▶ _What is needed_
Gather, from the listing beneath this task, every line holding the string "power".

================================

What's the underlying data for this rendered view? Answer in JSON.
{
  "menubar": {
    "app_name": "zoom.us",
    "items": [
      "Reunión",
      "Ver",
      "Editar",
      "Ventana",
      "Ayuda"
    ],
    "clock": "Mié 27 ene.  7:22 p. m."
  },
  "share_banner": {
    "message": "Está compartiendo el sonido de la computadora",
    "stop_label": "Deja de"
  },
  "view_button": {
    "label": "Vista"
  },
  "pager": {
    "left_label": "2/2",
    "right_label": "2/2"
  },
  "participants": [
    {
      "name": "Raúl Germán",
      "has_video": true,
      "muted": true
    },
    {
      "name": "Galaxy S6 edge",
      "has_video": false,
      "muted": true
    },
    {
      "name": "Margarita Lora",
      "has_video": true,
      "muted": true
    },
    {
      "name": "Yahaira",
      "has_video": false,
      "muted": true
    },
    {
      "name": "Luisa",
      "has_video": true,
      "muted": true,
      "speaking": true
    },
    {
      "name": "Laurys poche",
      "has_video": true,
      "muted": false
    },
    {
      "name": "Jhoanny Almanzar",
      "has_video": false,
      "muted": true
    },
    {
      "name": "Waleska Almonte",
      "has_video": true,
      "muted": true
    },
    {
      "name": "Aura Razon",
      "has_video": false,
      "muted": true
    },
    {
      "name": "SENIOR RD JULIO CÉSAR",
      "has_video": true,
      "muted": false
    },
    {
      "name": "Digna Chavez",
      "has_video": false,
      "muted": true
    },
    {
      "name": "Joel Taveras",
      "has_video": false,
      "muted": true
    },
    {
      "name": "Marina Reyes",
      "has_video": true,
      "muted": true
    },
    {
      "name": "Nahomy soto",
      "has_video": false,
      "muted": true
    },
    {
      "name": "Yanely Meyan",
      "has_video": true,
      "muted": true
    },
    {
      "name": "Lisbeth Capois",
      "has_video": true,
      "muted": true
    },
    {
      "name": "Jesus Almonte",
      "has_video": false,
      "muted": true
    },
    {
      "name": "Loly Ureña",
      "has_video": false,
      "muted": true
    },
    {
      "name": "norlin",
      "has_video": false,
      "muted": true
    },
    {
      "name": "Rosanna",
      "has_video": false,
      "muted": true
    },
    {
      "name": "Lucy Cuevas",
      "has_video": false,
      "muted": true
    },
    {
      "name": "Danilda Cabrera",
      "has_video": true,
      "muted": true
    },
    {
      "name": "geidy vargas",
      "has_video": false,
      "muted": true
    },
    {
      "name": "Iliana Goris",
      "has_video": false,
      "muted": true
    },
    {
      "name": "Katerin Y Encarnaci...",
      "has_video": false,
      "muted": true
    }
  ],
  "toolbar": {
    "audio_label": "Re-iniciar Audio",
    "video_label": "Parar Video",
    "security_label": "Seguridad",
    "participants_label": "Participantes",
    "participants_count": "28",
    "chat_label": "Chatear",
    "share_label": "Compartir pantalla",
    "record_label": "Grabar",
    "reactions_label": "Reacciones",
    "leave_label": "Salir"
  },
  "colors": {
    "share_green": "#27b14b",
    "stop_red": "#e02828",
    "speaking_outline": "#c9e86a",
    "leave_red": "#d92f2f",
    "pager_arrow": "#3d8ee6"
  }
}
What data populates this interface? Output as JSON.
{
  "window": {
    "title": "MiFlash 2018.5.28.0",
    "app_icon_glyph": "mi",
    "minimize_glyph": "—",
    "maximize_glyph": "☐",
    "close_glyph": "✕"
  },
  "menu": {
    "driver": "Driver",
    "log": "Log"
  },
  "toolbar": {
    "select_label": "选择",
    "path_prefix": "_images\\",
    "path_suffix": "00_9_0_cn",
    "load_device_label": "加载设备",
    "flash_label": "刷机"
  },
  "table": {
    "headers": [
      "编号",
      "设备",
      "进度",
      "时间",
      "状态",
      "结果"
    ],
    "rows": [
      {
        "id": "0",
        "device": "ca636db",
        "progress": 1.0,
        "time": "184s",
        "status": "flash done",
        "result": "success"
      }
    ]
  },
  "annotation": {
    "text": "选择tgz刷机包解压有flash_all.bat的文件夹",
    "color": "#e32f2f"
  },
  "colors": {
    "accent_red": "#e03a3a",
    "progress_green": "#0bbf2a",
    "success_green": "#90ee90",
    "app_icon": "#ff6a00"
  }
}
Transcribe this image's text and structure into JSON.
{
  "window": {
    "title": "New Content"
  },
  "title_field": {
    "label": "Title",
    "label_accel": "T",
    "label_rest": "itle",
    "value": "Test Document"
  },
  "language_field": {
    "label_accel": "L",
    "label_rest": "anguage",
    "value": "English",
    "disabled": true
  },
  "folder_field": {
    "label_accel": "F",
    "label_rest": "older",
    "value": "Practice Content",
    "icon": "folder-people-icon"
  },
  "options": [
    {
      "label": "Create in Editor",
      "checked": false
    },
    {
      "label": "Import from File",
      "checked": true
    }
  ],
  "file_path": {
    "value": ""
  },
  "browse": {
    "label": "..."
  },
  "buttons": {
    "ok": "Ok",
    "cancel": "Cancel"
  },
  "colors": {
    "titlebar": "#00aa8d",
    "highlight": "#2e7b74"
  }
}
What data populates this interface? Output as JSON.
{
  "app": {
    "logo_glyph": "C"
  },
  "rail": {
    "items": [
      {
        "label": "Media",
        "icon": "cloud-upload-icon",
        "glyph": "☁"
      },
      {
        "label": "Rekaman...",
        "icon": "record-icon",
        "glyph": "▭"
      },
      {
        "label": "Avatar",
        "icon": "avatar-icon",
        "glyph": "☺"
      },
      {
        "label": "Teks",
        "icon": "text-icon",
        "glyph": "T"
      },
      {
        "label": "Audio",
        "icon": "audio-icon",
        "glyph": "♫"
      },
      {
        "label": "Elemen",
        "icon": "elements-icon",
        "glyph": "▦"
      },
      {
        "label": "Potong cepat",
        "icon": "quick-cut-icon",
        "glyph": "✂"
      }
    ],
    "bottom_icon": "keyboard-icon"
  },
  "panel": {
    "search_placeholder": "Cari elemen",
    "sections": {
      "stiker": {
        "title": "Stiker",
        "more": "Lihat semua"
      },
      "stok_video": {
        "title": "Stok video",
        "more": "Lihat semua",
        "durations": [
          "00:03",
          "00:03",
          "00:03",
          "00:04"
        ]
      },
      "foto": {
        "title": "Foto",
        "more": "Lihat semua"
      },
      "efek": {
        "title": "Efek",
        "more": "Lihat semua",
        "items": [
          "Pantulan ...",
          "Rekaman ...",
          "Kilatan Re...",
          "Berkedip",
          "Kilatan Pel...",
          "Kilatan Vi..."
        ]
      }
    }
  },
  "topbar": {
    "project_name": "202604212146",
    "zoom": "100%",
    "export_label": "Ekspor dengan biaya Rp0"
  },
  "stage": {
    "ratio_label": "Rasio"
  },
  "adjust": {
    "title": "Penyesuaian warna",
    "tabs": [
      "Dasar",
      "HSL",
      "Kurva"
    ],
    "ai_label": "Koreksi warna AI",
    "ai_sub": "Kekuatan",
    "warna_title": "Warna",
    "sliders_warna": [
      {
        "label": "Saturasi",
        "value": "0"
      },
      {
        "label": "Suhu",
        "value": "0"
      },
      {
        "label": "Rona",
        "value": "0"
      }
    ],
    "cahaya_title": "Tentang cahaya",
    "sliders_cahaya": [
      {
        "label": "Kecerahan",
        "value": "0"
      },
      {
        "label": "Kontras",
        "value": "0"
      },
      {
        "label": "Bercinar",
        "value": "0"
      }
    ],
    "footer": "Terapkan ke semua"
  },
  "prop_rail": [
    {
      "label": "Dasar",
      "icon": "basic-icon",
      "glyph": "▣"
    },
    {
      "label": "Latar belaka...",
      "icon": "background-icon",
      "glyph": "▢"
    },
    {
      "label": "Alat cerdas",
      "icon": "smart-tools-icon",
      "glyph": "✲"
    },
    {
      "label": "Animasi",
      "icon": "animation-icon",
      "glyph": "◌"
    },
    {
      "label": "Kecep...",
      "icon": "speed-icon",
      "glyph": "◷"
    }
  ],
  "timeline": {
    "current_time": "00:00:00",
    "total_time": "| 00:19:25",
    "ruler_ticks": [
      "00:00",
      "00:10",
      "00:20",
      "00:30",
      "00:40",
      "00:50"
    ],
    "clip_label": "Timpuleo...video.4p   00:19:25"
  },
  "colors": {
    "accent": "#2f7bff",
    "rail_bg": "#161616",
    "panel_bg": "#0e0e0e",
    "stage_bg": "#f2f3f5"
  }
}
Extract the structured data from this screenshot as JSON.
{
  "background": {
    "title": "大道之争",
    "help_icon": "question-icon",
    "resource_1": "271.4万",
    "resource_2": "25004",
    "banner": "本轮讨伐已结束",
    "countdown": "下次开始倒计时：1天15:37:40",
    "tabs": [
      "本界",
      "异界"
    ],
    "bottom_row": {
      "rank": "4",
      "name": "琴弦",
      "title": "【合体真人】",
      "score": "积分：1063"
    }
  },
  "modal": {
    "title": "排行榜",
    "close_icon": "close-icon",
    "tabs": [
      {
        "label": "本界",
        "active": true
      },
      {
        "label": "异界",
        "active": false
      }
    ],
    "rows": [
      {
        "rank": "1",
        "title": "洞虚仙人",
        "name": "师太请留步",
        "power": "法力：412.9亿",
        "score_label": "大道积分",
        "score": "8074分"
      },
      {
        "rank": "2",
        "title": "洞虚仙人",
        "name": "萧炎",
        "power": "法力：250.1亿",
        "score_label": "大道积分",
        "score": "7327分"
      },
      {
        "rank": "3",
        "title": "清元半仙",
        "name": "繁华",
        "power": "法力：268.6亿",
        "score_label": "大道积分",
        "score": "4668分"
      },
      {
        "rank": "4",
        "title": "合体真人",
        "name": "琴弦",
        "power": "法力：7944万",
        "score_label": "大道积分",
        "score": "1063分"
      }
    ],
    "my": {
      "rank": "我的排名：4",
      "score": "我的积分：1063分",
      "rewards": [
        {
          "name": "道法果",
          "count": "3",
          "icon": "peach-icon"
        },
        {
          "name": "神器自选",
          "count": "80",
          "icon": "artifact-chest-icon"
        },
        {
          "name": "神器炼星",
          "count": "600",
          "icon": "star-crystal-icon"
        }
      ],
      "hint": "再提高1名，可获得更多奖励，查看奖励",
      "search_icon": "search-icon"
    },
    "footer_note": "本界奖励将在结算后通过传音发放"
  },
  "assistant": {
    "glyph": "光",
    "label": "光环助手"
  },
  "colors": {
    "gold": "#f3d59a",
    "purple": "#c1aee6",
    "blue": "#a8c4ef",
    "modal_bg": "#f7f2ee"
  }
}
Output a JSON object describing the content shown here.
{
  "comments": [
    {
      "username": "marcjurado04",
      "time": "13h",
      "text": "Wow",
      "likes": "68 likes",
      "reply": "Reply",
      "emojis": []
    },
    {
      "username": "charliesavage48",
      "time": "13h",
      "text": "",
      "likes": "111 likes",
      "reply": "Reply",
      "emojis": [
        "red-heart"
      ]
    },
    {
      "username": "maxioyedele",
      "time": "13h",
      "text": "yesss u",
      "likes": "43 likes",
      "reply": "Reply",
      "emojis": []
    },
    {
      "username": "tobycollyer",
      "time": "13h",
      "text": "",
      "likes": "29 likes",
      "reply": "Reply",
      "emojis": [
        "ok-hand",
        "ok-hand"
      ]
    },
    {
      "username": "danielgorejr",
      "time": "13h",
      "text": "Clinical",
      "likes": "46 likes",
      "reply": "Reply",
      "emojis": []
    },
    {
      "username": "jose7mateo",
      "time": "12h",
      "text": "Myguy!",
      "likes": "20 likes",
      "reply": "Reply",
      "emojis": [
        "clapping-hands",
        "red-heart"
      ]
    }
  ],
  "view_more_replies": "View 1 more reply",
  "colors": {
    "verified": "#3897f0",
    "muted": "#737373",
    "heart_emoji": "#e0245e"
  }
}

================================

▶ _Problem solution_
        "power": "法力：412.9亿",
        "power": "法力：250.1亿",
        "power": "法力：268.6亿",
        "power": "法力：7944万",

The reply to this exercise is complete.